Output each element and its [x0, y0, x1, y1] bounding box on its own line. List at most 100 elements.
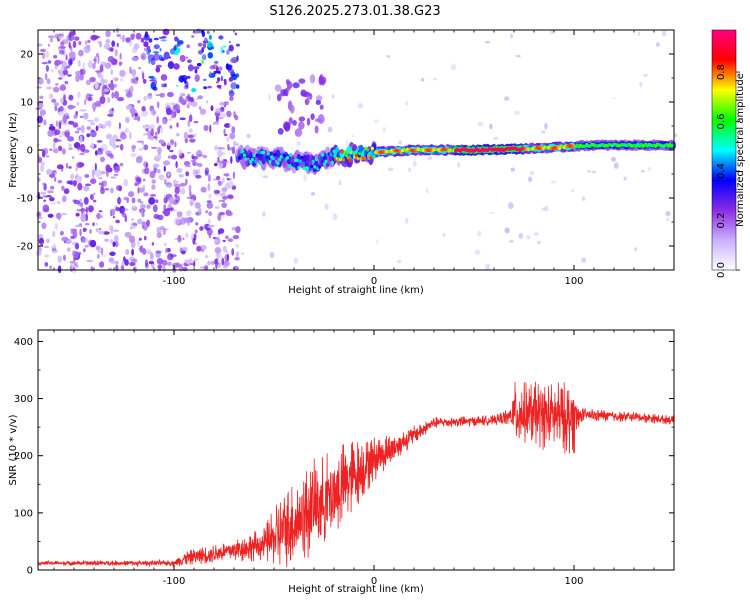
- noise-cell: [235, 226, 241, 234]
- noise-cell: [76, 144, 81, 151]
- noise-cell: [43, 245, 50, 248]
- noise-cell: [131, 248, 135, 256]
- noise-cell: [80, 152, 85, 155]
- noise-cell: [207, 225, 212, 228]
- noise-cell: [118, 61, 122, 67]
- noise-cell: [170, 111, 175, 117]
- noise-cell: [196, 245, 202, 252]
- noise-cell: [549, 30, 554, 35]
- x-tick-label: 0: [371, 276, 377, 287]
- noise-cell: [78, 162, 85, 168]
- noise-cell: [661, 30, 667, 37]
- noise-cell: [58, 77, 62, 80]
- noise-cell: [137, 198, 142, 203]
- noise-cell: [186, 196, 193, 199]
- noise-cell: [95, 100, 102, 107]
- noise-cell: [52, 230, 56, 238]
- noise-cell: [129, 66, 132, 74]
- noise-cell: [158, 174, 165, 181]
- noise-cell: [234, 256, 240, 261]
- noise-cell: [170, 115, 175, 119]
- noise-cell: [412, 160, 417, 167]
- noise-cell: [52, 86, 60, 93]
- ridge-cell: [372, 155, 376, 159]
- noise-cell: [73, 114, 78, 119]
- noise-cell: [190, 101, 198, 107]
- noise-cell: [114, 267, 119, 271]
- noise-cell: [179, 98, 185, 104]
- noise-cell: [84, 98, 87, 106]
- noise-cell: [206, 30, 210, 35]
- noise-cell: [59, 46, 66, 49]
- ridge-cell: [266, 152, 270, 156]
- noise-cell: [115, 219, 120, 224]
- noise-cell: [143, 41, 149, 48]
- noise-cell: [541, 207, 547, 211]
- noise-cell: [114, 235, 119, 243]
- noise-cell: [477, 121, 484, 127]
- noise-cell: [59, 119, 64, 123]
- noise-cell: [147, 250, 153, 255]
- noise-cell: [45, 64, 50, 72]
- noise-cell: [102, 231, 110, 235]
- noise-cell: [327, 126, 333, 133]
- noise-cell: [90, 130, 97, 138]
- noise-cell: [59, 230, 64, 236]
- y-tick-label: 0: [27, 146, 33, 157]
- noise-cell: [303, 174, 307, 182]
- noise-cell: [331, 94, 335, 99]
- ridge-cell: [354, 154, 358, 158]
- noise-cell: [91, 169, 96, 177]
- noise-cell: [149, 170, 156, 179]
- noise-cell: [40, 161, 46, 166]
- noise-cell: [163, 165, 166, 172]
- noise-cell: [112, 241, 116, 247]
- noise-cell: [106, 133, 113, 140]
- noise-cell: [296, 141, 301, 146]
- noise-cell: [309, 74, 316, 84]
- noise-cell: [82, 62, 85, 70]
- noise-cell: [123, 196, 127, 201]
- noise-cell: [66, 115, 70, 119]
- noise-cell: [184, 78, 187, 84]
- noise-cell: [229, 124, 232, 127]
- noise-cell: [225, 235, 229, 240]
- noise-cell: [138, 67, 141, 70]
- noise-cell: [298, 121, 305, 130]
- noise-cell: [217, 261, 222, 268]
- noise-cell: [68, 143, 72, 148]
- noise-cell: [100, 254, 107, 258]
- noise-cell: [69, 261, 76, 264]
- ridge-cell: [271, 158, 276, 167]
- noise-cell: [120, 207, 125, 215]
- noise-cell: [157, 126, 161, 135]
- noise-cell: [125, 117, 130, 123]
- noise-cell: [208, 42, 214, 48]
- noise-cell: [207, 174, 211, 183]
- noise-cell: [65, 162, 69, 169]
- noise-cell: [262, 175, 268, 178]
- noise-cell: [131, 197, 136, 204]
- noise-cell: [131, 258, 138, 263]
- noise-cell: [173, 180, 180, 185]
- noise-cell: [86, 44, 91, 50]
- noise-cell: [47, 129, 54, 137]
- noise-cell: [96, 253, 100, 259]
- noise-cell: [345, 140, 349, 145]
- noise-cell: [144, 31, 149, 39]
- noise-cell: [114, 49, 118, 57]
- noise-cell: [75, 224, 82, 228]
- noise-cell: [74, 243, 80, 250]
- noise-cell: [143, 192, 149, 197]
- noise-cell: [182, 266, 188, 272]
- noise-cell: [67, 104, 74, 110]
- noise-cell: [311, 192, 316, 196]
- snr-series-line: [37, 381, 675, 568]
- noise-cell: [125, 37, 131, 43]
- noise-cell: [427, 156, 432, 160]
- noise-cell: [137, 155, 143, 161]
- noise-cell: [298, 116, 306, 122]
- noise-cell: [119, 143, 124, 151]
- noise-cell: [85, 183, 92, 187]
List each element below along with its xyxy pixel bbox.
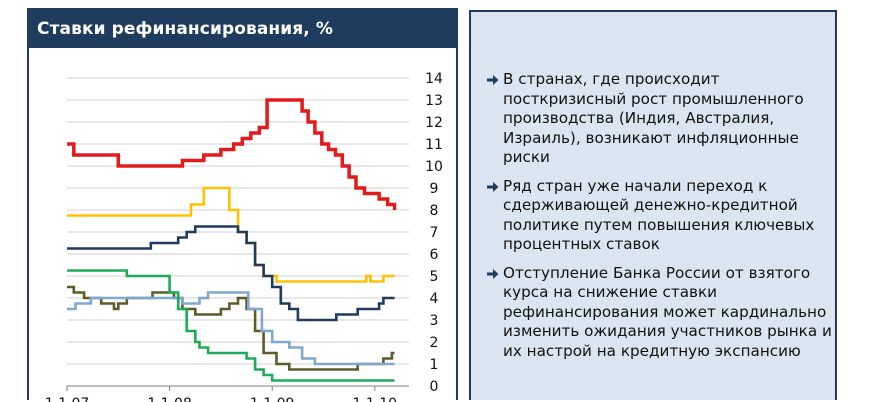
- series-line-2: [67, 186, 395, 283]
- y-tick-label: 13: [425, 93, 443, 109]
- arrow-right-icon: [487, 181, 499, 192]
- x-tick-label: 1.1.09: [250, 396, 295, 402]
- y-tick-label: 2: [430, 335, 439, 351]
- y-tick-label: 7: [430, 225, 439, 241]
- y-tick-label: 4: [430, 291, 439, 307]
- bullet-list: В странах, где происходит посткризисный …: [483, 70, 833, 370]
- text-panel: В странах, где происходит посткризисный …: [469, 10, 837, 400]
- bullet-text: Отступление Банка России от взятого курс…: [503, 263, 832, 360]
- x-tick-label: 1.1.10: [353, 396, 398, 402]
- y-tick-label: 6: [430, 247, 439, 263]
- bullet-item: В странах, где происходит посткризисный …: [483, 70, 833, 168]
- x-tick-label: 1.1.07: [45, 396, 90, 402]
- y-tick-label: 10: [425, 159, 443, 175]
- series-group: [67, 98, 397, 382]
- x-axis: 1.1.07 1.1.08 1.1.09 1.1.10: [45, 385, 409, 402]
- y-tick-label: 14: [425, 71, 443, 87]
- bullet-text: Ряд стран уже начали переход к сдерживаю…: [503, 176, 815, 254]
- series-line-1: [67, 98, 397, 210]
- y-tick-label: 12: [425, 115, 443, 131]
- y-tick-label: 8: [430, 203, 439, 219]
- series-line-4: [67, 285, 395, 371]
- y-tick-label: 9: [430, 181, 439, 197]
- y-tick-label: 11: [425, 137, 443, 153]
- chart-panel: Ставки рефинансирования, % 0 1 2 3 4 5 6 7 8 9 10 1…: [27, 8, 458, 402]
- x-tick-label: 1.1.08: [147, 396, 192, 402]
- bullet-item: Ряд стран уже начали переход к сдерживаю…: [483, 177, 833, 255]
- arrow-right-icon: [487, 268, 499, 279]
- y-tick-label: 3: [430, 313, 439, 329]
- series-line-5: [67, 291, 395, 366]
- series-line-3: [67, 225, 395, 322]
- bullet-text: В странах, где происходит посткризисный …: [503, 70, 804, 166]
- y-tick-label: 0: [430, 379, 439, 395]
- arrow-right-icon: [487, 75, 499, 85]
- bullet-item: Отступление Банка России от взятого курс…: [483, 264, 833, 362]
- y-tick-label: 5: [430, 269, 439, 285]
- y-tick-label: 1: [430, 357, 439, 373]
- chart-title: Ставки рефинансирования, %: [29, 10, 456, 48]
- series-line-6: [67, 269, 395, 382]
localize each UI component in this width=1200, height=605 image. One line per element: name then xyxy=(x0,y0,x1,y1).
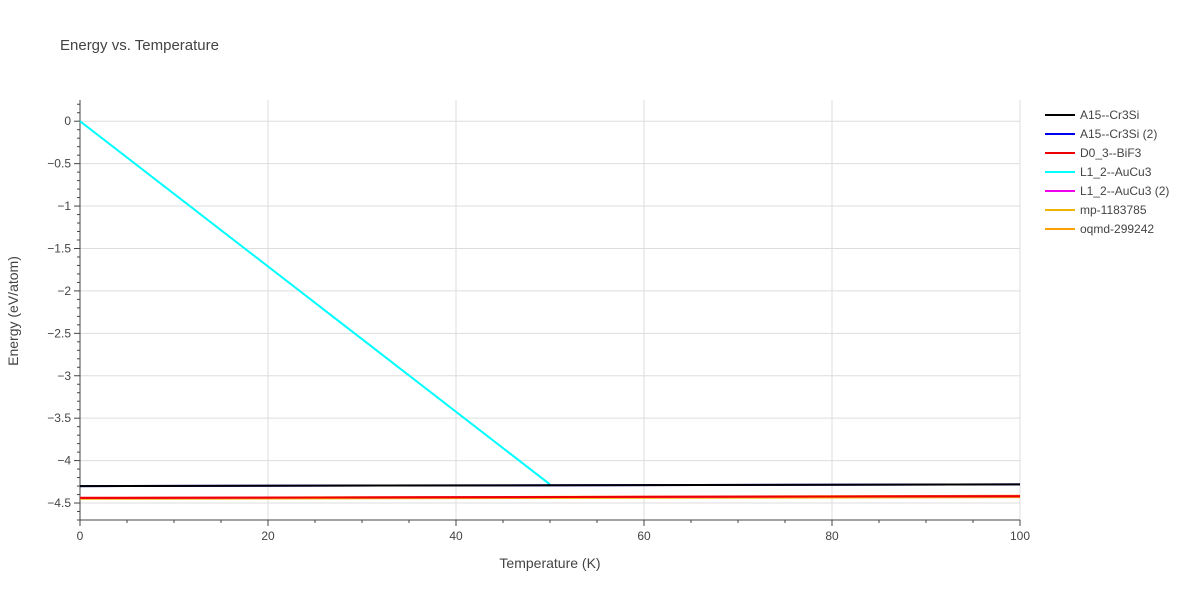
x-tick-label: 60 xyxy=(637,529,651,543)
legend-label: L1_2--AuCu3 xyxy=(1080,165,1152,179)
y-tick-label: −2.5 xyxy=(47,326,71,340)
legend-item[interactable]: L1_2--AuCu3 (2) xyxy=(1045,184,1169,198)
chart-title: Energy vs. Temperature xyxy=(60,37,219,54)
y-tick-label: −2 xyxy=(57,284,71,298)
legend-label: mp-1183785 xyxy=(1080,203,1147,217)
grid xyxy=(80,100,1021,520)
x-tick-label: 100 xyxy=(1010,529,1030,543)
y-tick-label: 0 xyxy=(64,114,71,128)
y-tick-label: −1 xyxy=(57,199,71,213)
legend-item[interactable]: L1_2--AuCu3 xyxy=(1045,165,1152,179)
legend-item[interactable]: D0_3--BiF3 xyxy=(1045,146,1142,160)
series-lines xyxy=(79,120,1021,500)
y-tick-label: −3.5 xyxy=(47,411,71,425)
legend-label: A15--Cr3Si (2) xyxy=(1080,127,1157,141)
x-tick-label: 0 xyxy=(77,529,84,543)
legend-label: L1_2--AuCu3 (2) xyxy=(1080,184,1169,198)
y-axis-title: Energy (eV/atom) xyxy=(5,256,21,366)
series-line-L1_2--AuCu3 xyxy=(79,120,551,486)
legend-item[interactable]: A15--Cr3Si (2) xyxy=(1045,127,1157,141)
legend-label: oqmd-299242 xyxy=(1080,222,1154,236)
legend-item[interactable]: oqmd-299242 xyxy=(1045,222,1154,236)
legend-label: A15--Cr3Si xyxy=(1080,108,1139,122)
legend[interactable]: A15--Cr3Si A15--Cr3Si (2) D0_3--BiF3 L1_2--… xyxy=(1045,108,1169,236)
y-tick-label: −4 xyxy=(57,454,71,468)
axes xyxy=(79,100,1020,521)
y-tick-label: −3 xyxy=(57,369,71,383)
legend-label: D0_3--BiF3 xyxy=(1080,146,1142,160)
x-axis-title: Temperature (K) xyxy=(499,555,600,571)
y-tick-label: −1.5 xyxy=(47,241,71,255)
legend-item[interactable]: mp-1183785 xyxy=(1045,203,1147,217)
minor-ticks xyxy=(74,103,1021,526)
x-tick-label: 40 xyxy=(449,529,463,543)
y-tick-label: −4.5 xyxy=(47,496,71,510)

++++++

Do this —
Update the items from the line with "- series-line-2: [67, 186, 395, 283]" to the line with "- y-tick-label: 3: [430, 313, 439, 329]" by replacing "arrow-right-icon" with "right-arrow-icon" and leaving everything else as it is. Return only those lines.

The solution —
- series-line-2: [67, 186, 395, 283]
- y-tick-label: 13: [425, 93, 443, 109]
- right-arrow-icon: [487, 181, 499, 192]
- x-tick-label: 1.1.09: [250, 396, 295, 402]
- y-tick-label: 2: [430, 335, 439, 351]
- y-tick-label: 7: [430, 225, 439, 241]
- y-tick-label: 4: [430, 291, 439, 307]
- bullet-list: В странах, где происходит посткризисный …: [483, 70, 833, 370]
- text-panel: В странах, где происходит посткризисный …: [469, 10, 837, 400]
- bullet-text: Отступление Банка России от взятого курс…: [503, 263, 832, 360]
- x-tick-label: 1.1.10: [353, 396, 398, 402]
- y-tick-label: 6: [430, 247, 439, 263]
- bullet-item: В странах, где происходит посткризисный …: [483, 70, 833, 168]
- x-tick-label: 1.1.07: [45, 396, 90, 402]
- y-tick-label: 10: [425, 159, 443, 175]
- series-group: [67, 98, 397, 382]
- x-axis: 1.1.07 1.1.08 1.1.09 1.1.10: [45, 385, 409, 402]
- y-tick-label: 14: [425, 71, 443, 87]
- bullet-text: Ряд стран уже начали переход к сдерживаю…: [503, 176, 815, 254]
- series-line-1: [67, 98, 397, 210]
- y-tick-label: 12: [425, 115, 443, 131]
- y-tick-label: 8: [430, 203, 439, 219]
- series-line-4: [67, 285, 395, 371]
- y-tick-label: 9: [430, 181, 439, 197]
- y-tick-label: 11: [425, 137, 443, 153]
- chart-panel: Ставки рефинансирования, % 0 1 2 3 4 5 6 7 8 9 10 1…: [27, 8, 458, 402]
- x-tick-label: 1.1.08: [147, 396, 192, 402]
- bullet-item: Ряд стран уже начали переход к сдерживаю…: [483, 177, 833, 255]
- right-arrow-icon: [487, 268, 499, 279]
- y-tick-label: 3: [430, 313, 439, 329]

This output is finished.